* [REQUIREMENTS]
Take the material and output all of it exactly.

(Stored data)
-- Start --
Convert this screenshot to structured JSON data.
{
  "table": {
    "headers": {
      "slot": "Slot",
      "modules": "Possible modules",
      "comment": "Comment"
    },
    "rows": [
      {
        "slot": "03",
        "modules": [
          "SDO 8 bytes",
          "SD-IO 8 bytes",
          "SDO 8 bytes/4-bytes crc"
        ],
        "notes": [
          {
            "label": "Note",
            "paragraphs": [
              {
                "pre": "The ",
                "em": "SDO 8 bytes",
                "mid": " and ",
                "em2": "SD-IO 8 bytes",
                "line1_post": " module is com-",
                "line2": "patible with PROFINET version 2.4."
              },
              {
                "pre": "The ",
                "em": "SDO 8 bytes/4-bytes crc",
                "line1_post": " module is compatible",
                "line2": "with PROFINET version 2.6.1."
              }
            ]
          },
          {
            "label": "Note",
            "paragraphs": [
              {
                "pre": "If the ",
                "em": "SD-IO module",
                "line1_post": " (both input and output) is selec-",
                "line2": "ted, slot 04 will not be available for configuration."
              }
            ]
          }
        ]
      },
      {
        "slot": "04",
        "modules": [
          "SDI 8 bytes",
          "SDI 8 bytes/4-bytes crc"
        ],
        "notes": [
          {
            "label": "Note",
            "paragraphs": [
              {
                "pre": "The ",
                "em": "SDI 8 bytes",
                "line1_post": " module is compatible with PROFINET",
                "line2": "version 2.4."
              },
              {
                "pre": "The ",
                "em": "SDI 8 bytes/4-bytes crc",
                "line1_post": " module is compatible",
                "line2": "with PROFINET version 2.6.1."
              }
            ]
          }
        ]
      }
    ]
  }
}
-- End --
* [THE REPLY]
Convert this screenshot to structured JSON data.
{
  "table": {
    "headers": {
      "slot": "Slot",
      "modules": "Possible modules",
      "comment": "Comment"
    },
    "rows": [
      {
        "slot": "03",
        "modules": [
          "SDO 8 bytes",
          "SD-IO 8 bytes",
          "SDO 8 bytes/4-bytes crc"
        ],
        "notes": [
          {
            "label": "Note",
            "paragraphs": [
              {
                "pre": "The ",
                "em": "SDO 8 bytes",
                "mid": " and ",
                "em2": "SD-IO 8 bytes",
                "line1_post": " module is com-",
                "line2": "patible with PROFINET version 2.4."
              },
              {
                "pre": "The ",
                "em": "SDO 8 bytes/4-bytes crc",
                "line1_post": " module is compatible",
                "line2": "with PROFINET version 2.6.1."
              }
            ]
          },
          {
            "label": "Note",
            "paragraphs": [
              {
                "pre": "If the ",
                "em": "SD-IO module",
                "line1_post": " (both input and output) is selec-",
                "line2": "ted, slot 04 will not be available for configuration."
              }
            ]
          }
        ]
      },
      {
        "slot": "04",
        "modules": [
          "SDI 8 bytes",
          "SDI 8 bytes/4-bytes crc"
        ],
        "notes": [
          {
            "label": "Note",
            "paragraphs": [
              {
                "pre": "The ",
                "em": "SDI 8 bytes",
                "line1_post": " module is compatible with PROFINET",
                "line2": "version 2.4."
              },
              {
                "pre": "The ",
                "em": "SDI 8 bytes/4-bytes crc",
                "line1_post": " module is compatible",
                "line2": "with PROFINET version 2.6.1."
              }
            ]
          }
        ]
      }
    ]
  }
}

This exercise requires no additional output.